- Text to read
What about organic growth?
We are definitely targeting organic growth from now on. When we look now, there are very limited potential targets for us in terms of acquisitions. When we were smaller, with 7% or 8% market share, a bank with half-a-percent market share would have made sense for us. But now, even in the first quarter of this year, we grew our market share 0.1%. We are at a different place now, which is why our strategy for the next three years is built on organic growth. However, if new opportunities do arise, we are ready because we still have excess liquidity and excess capital.
One of BT’s main niche sectors is small and midsized enterprises (SMEs). Tell us more about your work in that sector.
Our bank is very focused on SMEs. When the bank was established by a group of small-scale entrepreneurs, this was a sector which was not tapped into by the competition. Around 70% of the people in Romania are employed by SMEs and more than half of Romania’s GDP is produced by SMEs. So the niche is very valuable. We are not just a credit institution; we are a financial partner. We also have our BT club, which is an educational part of the bank that provides financial education to small businesses. Last year, one of every two new companies in Romania opened their first account with BT. It’s a strong position and we are there to help make all companies bankable. Everybody complains that SMEs and micro-companies in Romania are not bankable, but we are going the extra mile to change this. On our technological platform, we now have the BTStore and different apps, which offer services like recruiting services, services for invoicing or for legal advice for our customers either free of charge or at very low prices. These are third-party applications. We want to help solve as many of their pain points as possible, even if they’re not related to banking. Human banking is a concept that we use a lot, especially when it’s about micro-lending or SMEs. We go the extra mile to understand the customer’s needs and challenges, and that, combined with a strong and widespread network, gives us a competitive edge. That’s perhaps why the customers are willing to pay a premium for our services. Indeed, they are much more loyal to us. That’s why we have the highest net promoter score (NPS) in Romania. In a country where banks are not very appreciated, we have a great position.

- Data block

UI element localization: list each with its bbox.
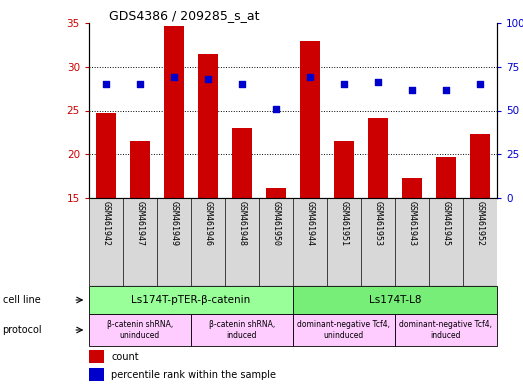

- Set tasks
• 1. In the interview about BT, what share of people in Romania are employed by SMEs?
• 2. Write out the part of the interview about BT starting at "What about organic" and ending at "and excess capital.".
• 3. Continue the interview about BT from where it stops.

- Responses by task
• 1. Around 70%.

• 2.
What about organic growth?
We are definitely targeting organic growth from now on. When we look now, there are very limited potential targets for us in terms of acquisitions. When we were smaller, with 7% or 8% market share, a bank with half-a-percent market share would have made sense for us. But now, even in the first quarter of this year, we grew our market share 0.1%. We are at a different place now, which is why our strategy for the next three years is built on organic growth. However, if new opportunities do arise, we are ready because we still have excess liquidity and excess capital.

• 3.
How are you working with German companies and how do you see that relationship developing in the future?
Germany is one of Romania’s most active trading partners, and major German investors are present in the market. In the past, it was difficult to prove ourselves to the biggest names, but now we have started working with more German clients. We offer financing and payment services to the companies, their customers and employees. We are very happy about this development, and we are also learning a lot. In corporate banking, your learning curve usually depends on the requests of the customers, and German investors are quite sophisticated. Their expectations trigger us to invest in systems, services and product flows so that we can further stand out against the competition.
As an entrepreneurial bank, what would your advice be to German companies looking at Romania?
When we were investing in Victoriabank in Moldova, an important person told me that when you want to invest in a country, you should try to understand what is not written in the newspapers. I would tell German investors to definitely include Romania in their investment plans because it has a young population that is well educated and hardworking. I’d even say it’s an expat haven. It’s a very safe country, and Romanians love foreigners. There are lots of emotional and also logistical advantages. It’s not only inexpensive labor; overall, Romania offers a very good cost-benefit ratio. It is an opportunity to be tapped before it’s too late because we will definitely catch up to European Union level averages in the future. I would suggest that they visit the country to discuss their plans with different stakeholders, like banks, entrepreneurs or investors who are already here to help them better anticipate challenges and get an on-the-ground perspective about the benefits of investing and operating in Romania.
Last year the International Finance Corporation (IFC) invested €120 million in subordinated bonds issued by BT. What does that say about the bank?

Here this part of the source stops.